(Required work): Restate the records in their entirety, word for word.

(Data):
####################

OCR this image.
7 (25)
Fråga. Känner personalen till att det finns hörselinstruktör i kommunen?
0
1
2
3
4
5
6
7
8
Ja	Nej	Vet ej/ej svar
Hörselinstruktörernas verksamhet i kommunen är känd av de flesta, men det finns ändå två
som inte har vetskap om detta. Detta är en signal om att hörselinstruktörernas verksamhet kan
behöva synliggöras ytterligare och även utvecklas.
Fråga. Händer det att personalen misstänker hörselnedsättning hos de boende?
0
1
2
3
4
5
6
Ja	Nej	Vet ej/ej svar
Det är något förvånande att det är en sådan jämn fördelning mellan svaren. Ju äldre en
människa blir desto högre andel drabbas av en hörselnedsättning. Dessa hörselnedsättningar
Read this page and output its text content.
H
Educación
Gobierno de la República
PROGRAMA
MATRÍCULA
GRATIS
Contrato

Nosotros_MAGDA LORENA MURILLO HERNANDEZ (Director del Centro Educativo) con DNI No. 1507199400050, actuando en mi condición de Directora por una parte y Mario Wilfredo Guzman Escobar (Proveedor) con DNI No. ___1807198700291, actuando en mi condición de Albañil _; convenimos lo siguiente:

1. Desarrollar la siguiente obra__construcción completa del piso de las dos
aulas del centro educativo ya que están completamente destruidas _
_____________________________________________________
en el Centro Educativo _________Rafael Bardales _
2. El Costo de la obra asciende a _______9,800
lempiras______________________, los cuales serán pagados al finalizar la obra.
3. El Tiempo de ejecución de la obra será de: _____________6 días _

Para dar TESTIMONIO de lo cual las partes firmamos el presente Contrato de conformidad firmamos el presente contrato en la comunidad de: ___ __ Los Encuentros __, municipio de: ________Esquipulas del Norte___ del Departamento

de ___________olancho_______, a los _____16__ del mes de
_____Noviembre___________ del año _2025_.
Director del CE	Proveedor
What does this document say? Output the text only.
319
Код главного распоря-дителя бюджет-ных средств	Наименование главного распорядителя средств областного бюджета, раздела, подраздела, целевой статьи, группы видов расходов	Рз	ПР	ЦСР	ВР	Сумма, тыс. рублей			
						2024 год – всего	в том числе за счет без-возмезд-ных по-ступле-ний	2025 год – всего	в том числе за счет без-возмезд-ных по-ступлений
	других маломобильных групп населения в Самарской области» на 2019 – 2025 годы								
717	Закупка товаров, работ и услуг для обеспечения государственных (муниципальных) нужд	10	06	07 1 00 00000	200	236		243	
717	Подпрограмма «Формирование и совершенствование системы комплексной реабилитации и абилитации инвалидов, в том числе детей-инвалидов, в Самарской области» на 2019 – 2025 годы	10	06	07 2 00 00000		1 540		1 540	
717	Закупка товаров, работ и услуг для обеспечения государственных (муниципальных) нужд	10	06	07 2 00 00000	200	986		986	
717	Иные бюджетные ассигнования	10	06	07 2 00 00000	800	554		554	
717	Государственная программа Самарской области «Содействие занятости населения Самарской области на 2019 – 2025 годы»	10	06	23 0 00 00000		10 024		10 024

####################

(Correct output):
OCR this image.
7 (25)
Fråga. Känner personalen till att det finns hörselinstruktör i kommunen?
0
1
2
3
4
5
6
7
8
Ja	Nej	Vet ej/ej svar
Hörselinstruktörernas verksamhet i kommunen är känd av de flesta, men det finns ändå två
som inte har vetskap om detta. Detta är en signal om att hörselinstruktörernas verksamhet kan
behöva synliggöras ytterligare och även utvecklas.
Fråga. Händer det att personalen misstänker hörselnedsättning hos de boende?
0
1
2
3
4
5
6
Ja	Nej	Vet ej/ej svar
Det är något förvånande att det är en sådan jämn fördelning mellan svaren. Ju äldre en
människa blir desto högre andel drabbas av en hörselnedsättning. Dessa hörselnedsättningar
Read this page and output its text content.
H
Educación
Gobierno de la República
PROGRAMA
MATRÍCULA
GRATIS
Contrato

Nosotros_MAGDA LORENA MURILLO HERNANDEZ (Director del Centro Educativo) con DNI No. 1507199400050, actuando en mi condición de Directora por una parte y Mario Wilfredo Guzman Escobar (Proveedor) con DNI No. ___1807198700291, actuando en mi condición de Albañil _; convenimos lo siguiente:

1. Desarrollar la siguiente obra__construcción completa del piso de las dos
aulas del centro educativo ya que están completamente destruidas _
_____________________________________________________
en el Centro Educativo _________Rafael Bardales _
2. El Costo de la obra asciende a _______9,800
lempiras______________________, los cuales serán pagados al finalizar la obra.
3. El Tiempo de ejecución de la obra será de: _____________6 días _

Para dar TESTIMONIO de lo cual las partes firmamos el presente Contrato de conformidad firmamos el presente contrato en la comunidad de: ___ __ Los Encuentros __, municipio de: ________Esquipulas del Norte___ del Departamento

de ___________olancho_______, a los _____16__ del mes de
_____Noviembre___________ del año _2025_.
Director del CE	Proveedor
What does this document say? Output the text only.
319
Код главного распоря-дителя бюджет-ных средств	Наименование главного распорядителя средств областного бюджета, раздела, подраздела, целевой статьи, группы видов расходов	Рз	ПР	ЦСР	ВР	Сумма, тыс. рублей			
						2024 год – всего	в том числе за счет без-возмезд-ных по-ступле-ний	2025 год – всего	в том числе за счет без-возмезд-ных по-ступлений
	других маломобильных групп населения в Самарской области» на 2019 – 2025 годы								
717	Закупка товаров, работ и услуг для обеспечения государственных (муниципальных) нужд	10	06	07 1 00 00000	200	236		243	
717	Подпрограмма «Формирование и совершенствование системы комплексной реабилитации и абилитации инвалидов, в том числе детей-инвалидов, в Самарской области» на 2019 – 2025 годы	10	06	07 2 00 00000		1 540		1 540	
717	Закупка товаров, работ и услуг для обеспечения государственных (муниципальных) нужд	10	06	07 2 00 00000	200	986		986	
717	Иные бюджетные ассигнования	10	06	07 2 00 00000	800	554		554	
717	Государственная программа Самарской области «Содействие занятости населения Самарской области на 2019 – 2025 годы»	10	06	23 0 00 00000		10 024		10 024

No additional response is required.